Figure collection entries
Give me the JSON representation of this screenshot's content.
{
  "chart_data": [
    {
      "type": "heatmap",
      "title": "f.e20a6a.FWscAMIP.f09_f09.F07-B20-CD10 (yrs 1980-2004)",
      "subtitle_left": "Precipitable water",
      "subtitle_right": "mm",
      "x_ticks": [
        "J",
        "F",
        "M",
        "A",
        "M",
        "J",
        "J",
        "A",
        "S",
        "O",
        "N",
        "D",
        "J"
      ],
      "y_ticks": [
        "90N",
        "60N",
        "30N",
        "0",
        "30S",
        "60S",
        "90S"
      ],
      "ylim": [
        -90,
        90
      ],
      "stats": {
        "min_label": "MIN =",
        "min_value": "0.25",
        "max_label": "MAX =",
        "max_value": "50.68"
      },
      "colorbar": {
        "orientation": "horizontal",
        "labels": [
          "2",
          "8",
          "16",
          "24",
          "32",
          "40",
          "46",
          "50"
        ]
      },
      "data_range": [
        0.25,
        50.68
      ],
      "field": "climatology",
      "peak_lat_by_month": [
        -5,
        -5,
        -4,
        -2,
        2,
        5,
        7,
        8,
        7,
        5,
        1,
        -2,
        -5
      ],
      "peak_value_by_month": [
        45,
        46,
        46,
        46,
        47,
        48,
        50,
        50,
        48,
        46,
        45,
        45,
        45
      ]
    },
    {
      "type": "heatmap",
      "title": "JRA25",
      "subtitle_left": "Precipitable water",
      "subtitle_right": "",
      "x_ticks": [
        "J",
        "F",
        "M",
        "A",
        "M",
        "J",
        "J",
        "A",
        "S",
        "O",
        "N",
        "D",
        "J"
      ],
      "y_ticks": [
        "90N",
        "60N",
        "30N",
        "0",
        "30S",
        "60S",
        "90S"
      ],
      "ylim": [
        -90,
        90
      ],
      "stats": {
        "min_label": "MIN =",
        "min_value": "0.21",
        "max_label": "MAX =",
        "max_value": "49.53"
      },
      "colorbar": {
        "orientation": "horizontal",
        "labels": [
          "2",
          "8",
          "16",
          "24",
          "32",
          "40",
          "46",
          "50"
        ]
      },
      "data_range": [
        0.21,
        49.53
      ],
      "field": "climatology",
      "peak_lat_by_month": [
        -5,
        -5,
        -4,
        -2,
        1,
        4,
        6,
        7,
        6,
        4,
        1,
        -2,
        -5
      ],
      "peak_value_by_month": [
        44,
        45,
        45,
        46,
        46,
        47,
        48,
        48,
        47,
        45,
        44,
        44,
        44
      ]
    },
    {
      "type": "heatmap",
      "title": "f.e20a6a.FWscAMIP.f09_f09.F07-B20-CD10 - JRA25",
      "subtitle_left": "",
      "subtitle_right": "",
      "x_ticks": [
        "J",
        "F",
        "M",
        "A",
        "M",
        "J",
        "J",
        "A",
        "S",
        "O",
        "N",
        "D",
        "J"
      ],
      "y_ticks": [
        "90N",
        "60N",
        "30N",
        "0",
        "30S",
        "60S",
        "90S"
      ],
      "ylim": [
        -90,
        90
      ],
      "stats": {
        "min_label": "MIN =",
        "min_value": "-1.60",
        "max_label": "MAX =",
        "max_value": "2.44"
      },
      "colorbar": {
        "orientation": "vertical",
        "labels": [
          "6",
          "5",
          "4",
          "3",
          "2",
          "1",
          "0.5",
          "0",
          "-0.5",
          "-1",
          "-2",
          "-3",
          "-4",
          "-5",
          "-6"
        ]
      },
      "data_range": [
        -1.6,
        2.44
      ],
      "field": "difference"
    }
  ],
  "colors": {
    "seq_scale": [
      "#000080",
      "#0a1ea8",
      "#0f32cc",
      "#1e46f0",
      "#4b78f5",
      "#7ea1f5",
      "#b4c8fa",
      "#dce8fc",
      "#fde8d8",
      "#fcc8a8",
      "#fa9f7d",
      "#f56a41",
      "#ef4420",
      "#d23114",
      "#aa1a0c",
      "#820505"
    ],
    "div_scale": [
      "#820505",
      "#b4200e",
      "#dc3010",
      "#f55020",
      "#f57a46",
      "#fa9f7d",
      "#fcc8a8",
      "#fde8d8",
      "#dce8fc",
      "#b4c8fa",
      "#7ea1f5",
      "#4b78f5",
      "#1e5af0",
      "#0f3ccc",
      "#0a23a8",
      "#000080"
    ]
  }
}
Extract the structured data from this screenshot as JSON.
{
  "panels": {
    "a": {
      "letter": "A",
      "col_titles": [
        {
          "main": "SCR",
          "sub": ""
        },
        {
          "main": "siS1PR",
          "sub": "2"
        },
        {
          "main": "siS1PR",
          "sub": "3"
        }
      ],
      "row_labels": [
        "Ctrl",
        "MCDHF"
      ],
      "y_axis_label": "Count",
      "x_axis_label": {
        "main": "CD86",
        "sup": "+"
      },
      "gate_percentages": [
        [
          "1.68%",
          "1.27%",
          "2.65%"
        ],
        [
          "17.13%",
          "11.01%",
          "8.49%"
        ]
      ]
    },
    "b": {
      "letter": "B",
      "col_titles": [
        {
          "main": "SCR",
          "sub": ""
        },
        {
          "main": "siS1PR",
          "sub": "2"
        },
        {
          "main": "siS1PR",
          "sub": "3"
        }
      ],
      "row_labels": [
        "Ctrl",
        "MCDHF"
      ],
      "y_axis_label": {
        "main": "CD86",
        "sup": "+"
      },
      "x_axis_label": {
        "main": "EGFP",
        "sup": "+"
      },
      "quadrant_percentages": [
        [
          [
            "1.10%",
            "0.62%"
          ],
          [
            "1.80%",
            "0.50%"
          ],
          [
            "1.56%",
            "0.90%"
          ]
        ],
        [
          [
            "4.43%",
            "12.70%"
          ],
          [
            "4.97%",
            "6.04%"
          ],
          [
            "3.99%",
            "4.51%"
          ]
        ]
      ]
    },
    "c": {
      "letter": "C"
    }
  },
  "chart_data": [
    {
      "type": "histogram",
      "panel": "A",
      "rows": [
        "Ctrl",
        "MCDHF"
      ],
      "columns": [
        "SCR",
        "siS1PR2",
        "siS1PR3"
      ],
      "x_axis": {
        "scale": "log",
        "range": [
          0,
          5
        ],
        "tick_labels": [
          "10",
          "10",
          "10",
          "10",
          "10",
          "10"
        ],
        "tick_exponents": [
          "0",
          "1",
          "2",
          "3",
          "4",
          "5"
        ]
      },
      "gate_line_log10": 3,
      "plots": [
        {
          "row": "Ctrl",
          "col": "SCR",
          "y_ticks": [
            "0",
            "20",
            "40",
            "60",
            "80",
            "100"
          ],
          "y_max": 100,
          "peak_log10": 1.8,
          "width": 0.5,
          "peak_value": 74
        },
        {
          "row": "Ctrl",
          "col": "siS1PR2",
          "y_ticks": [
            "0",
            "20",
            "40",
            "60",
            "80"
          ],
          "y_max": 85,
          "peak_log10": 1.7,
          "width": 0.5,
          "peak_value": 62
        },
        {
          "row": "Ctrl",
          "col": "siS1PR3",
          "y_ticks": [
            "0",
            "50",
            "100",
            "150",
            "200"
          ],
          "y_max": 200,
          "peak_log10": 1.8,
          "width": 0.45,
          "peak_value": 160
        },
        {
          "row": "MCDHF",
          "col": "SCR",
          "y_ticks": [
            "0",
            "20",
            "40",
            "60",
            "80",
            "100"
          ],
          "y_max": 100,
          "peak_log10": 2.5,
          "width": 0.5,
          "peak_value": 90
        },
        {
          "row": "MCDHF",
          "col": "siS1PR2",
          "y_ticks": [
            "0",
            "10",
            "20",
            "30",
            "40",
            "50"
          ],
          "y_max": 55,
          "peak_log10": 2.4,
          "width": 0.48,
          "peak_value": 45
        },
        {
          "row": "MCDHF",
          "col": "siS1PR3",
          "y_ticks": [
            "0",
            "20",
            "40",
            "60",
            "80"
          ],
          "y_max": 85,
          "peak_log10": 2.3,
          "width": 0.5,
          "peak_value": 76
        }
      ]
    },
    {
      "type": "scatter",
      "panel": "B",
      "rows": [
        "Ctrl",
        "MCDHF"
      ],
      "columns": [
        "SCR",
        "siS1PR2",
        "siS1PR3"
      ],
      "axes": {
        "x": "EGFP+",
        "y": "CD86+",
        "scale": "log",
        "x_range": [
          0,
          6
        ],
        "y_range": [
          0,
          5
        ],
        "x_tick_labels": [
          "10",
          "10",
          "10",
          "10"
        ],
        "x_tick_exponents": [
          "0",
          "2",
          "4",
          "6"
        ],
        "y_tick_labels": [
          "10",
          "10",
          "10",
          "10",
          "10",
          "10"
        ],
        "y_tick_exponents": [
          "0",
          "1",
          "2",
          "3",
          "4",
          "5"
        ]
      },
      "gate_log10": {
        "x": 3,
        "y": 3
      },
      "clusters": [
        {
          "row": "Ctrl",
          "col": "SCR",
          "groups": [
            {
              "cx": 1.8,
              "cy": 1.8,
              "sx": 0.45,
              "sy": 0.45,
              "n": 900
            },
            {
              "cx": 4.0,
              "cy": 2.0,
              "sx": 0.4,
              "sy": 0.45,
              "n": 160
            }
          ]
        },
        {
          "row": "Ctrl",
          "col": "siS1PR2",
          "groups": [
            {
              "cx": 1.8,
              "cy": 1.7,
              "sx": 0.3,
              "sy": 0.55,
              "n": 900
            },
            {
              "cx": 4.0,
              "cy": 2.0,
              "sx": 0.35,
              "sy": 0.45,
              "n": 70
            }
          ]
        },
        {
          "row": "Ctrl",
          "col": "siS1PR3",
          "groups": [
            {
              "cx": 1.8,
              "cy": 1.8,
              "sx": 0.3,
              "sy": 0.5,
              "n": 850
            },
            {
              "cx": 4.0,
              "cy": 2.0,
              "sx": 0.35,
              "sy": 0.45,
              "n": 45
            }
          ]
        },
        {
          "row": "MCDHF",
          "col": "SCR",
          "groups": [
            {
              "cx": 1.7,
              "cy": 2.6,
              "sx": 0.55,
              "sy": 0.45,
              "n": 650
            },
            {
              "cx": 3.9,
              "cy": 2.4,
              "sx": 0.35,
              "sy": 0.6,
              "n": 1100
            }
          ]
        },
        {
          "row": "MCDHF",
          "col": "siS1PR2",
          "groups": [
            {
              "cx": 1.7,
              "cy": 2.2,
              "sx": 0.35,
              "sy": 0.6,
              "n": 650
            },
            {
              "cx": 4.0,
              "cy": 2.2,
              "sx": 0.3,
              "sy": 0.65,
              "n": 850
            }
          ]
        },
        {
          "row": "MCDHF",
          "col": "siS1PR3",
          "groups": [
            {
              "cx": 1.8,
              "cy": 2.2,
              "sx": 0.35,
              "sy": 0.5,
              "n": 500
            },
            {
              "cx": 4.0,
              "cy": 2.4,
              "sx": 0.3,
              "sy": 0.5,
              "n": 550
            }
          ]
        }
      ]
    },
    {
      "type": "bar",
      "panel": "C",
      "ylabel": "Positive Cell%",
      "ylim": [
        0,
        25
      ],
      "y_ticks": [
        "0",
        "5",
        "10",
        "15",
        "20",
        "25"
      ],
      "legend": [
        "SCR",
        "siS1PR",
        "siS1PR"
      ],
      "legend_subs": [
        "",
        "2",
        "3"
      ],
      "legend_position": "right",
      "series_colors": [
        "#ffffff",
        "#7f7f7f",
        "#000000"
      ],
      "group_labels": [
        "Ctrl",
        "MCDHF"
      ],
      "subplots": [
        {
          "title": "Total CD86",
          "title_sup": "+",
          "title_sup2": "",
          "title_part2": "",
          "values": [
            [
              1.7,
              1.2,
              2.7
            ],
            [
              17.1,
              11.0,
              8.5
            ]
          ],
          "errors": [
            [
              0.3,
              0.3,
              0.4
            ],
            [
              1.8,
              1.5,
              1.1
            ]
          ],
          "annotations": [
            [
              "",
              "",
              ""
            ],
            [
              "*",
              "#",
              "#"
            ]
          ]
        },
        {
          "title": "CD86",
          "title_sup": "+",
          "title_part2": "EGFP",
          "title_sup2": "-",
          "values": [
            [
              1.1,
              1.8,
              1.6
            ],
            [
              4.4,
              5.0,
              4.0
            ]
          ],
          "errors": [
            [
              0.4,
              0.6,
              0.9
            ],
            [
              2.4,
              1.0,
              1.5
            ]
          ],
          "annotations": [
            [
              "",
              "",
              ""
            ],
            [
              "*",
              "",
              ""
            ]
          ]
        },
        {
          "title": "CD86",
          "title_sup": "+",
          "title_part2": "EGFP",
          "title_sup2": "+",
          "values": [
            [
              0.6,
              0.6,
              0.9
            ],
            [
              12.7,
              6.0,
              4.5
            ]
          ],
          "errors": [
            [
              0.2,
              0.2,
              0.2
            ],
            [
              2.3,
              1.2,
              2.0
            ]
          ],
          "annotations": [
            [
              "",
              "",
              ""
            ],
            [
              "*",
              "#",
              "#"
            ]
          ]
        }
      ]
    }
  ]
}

→ SET EXERCISE: List every line above that holds the word "EGFP".

→ WRITTEN RESPONSE:
        "main": "EGFP",
        "x": "EGFP+",
          "title_part2": "EGFP",
          "title_part2": "EGFP",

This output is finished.